• Task statement: Report how many lines contain "frac". Give the number and nothing else.

• Source data:
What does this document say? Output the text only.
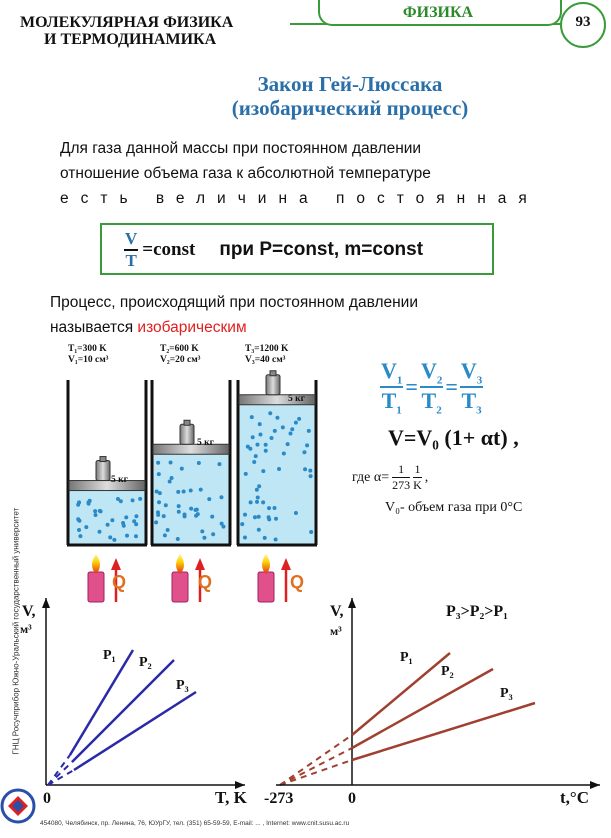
ФИЗИКА
93
МОЛЕКУЛЯРНАЯ ФИЗИКА
И ТЕРМОДИНАМИКА
Закон Гей-Люссака
(изобарический процесс)
Для газа данной массы при постоянном давлении
отношение объема газа к абсолютной температуре
есть величина постоянная
$\frac{V}{T}$ =const при P=const, m=const
Процесс, происходящий при постоянном давлении
называется изобарическим
T₁=300 K
V₁=10 см³
T₂=600 K
V₂=20 см³
T₃=1200 K
V₃=40 см³
5 кг
5 кг
5 кг
Q	Q	Q
$\frac{V_1}{T_1} = \frac{V_2}{T_2} = \frac{V_3}{T_3}$
V=V₀ (1+ αt) ,
где $\alpha= \frac{1}{273} \frac{1}{K}$ ,
V₀- объем газа при 0°C
V,
м³
T, K
0
P₁ P₂
P₃
V,
м³
P₃>P₂>P₁
t,°C
-273	0
P₁
P₂
P₃
ГНЦ Росучприбор Южно-Уральский государственный университет
454080, Челябинск, пр. Ленина, 76, ЮУрГУ, тел. (351) 65-59-59, E-mail: ... , Internet: www.cnit.susu.ac.ru
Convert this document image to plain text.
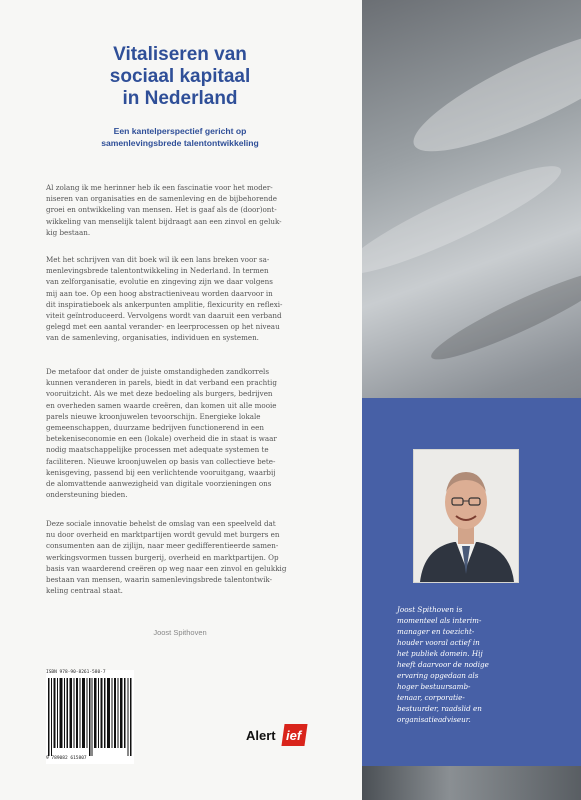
Vitaliseren van
sociaal kapitaal
in Nederland
Een kantelperspectief gericht op
samenlevingsbrede talentontwikkeling
Al zolang ik me herinner heb ik een fascinatie voor het moder-
niseren van organisaties en de samenleving en de bijbehorende
groei en ontwikkeling van mensen. Het is gaaf als de (door)ont-
wikkeling van menselijk talent bijdraagt aan een zinvol en geluk-
kig bestaan.
Met het schrijven van dit boek wil ik een lans breken voor sa-
menlevingsbrede talentontwikkeling in Nederland. In termen
van zelforganisatie, evolutie en zingeving zijn we daar volgens
mij aan toe. Op een hoog abstractieniveau worden daarvoor in
dit inspiratieboek als ankerpunten amplitie, flexicurity en reflexi-
viteit geïntroduceerd. Vervolgens wordt van daaruit een verband
gelegd met een aantal verander- en leerprocessen op het niveau
van de samenleving, organisaties, individuen en systemen.
De metafoor dat onder de juiste omstandigheden zandkorrels
kunnen veranderen in parels, biedt in dat verband een prachtig
vooruitzicht. Als we met deze bedoeling als burgers, bedrijven
en overheden samen waarde creëren, dan komen uit alle mooie
parels nieuwe kroonjuwelen tevoorschijn. Energieke lokale
gemeenschappen, duurzame bedrijven functionerend in een
betekeniseconomie en een (lokale) overheid die in staat is waar
nodig maatschappelijke processen met adequate systemen te
faciliteren. Nieuwe kroonjuwelen op basis van collectieve bete-
kenisgeving, passend bij een verlichtende vooruitgang, waarbij
de alomvattende aanwezigheid van digitale voorzieningen ons
ondersteuning bieden.
Deze sociale innovatie behelst de omslag van een speelveld dat
nu door overheid en marktpartijen wordt gevuld met burgers en
consumenten aan de zijlijn, naar meer gedifferentieerde samen-
werkingsvormen tussen burgerij, overheid en marktpartijen. Op
basis van waarderend creëren op weg naar een zinvol en gelukkig
bestaan van mensen, waarin samenlevingsbrede talentontwik-
keling centraal staat.
Joost Spithoven
ISBN 978-90-8261-580-7
9 789082 615807
Alert ief
Joost Spithoven is
momenteel als interim-
manager en toezicht-
houder vooral actief in
het publiek domein. Hij
heeft daarvoor de nodige
ervaring opgedaan als
hoger bestuursamb-
tenaar, corporatie-
bestuurder, raadslid en
organisatieadviseur.
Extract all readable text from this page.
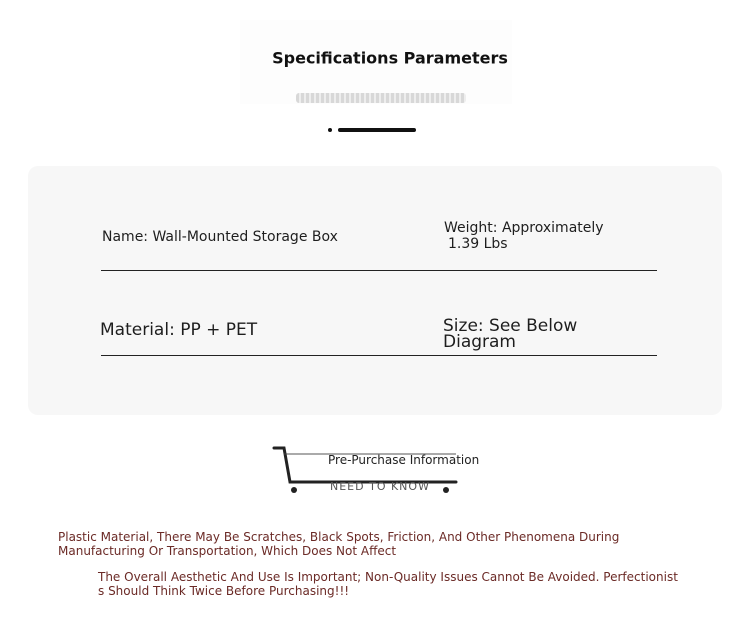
Specifications Parameters
Name: Wall-Mounted Storage Box
Weight: Approximately
1.39 Lbs
Material: PP + PET	Size: See Below
Diagram
Pre-Purchase Information
NEED TO KNOW
Plastic Material, There May Be Scratches, Black Spots, Friction, And Other Phenomena During Manufacturing Or Transportation, Which Does Not Affect
The Overall Aesthetic And Use Is Important; Non-Quality Issues Cannot Be Avoided. Perfectionists Should Think Twice Before Purchasing!!!
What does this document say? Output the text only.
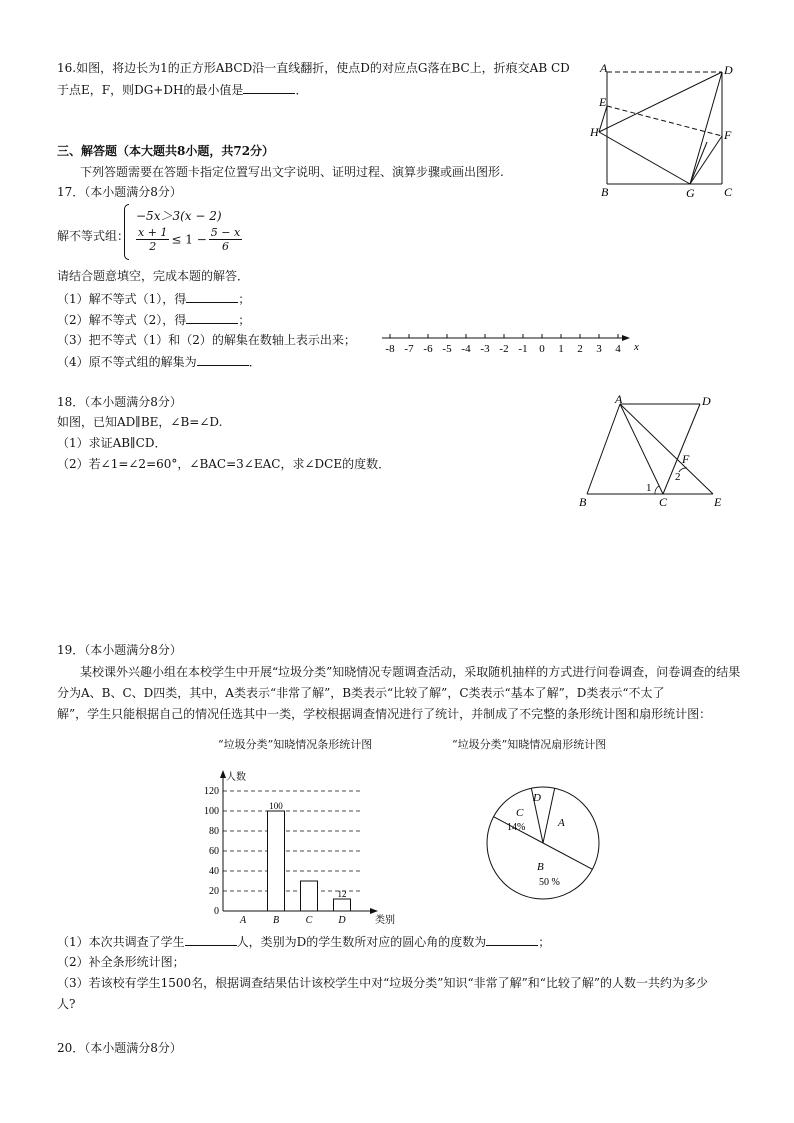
16.如图，将边长为1的正方形ABCD沿一直线翻折，使点D的对应点G落在BC上，折痕交AB CD
于点E，F，则DG+DH的最小值是	．
A	D
E
H	F
B	G C
三、解答题（本大题共8小题，共72分）
下列答题需要在答题卡指定位置写出文字说明、证明过程、演算步骤或画出图形.
17．（本小题满分8分）
解不等式组：
−5x＞3(x − 2)
$\frac{x + 1}{2} \le 1 - \frac{5 - x}{6}$
请结合题意填空，完成本题的解答．
（1）解不等式（1），得	；
（2）解不等式（2），得	；
（3）把不等式（1）和（2）的解集在数轴上表示出来；
（4）原不等式组的解集为	．
x
-8 -7 -6 -5 -4 -3 -2 -1 0 1 2 3 4
18．（本小题满分8分）
如图，已知AD∥BE，∠B=∠D.
（1）求证AB∥CD．
（2）若∠1=∠2=60°，∠BAC=3∠EAC，求∠DCE的度数．
A	D
F
2
1
B	C	E
19．（本小题满分8分）
某校课外兴趣小组在本校学生中开展“垃圾分类”知晓情况专题调查活动，采取随机抽样的方式进行问卷调查，问卷调查的结果
分为A、B、C、D四类，其中，A类表示“非常了解”，B类表示“比较了解”，C类表示“基本了解”，D类表示“不太了
解”，学生只能根据自己的情况任选其中一类，学校根据调查情况进行了统计，并制成了不完整的条形统计图和扇形统计图：
“垃圾分类”知晓情况条形统计图
人数
类别
0
20
40
60
80
100
120
A
100
B	C
12
D
“垃圾分类”知晓情况扇形统计图
A
B
50 %
C
14%
D
（1）本次共调查了学生	人，类别为D的学生数所对应的圆心角的度数为	；
（2）补全条形统计图；
（3）若该校有学生1500名，根据调查结果估计该校学生中对“垃圾分类”知识“非常了解”和“比较了解”的人数一共约为多少
人?
20．（本小题满分8分）
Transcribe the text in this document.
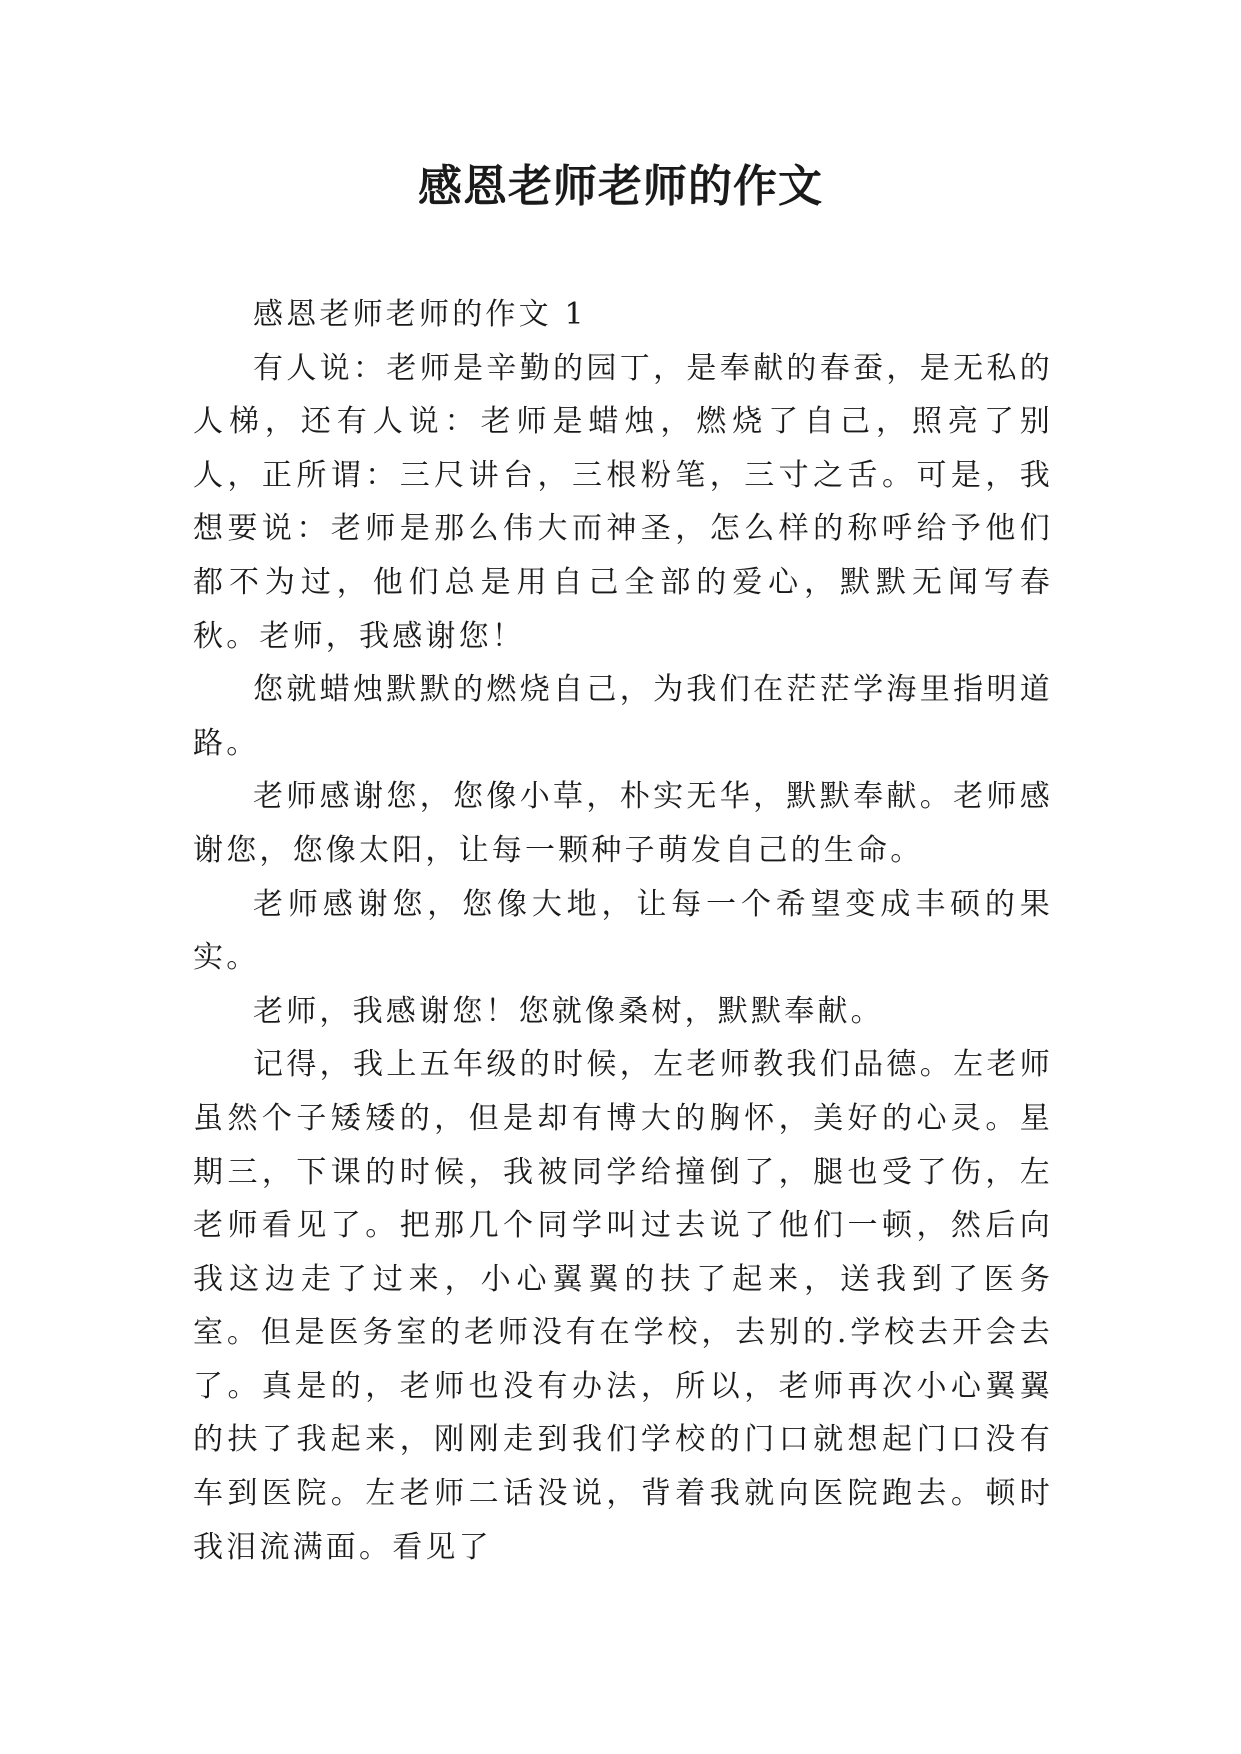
感恩老师老师的作文

感恩老师老师的作文 1

有人说：老师是辛勤的园丁，是奉献的春蚕，是无私的人梯，还有人说：老师是蜡烛，燃烧了自己，照亮了别人，正所谓：三尺讲台，三根粉笔，三寸之舌。可是，我想要说：老师是那么伟大而神圣，怎么样的称呼给予他们都不为过，他们总是用自己全部的爱心，默默无闻写春秋。老师，我感谢您！

您就蜡烛默默的燃烧自己，为我们在茫茫学海里指明道路。

老师感谢您，您像小草，朴实无华，默默奉献。老师感谢您，您像太阳，让每一颗种子萌发自己的生命。

老师感谢您，您像大地，让每一个希望变成丰硕的果实。

老师，我感谢您！您就像桑树，默默奉献。

记得，我上五年级的时候，左老师教我们品德。左老师虽然个子矮矮的，但是却有博大的胸怀，美好的心灵。星期三，下课的时候，我被同学给撞倒了，腿也受了伤，左老师看见了。把那几个同学叫过去说了他们一顿，然后向我这边走了过来，小心翼翼的扶了起来，送我到了医务室。但是医务室的老师没有在学校，去别的.学校去开会去了。真是的，老师也没有办法，所以，老师再次小心翼翼的扶了我起来，刚刚走到我们学校的门口就想起门口没有车到医院。左老师二话没说，背着我就向医院跑去。顿时我泪流满面。看见了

• Result: 4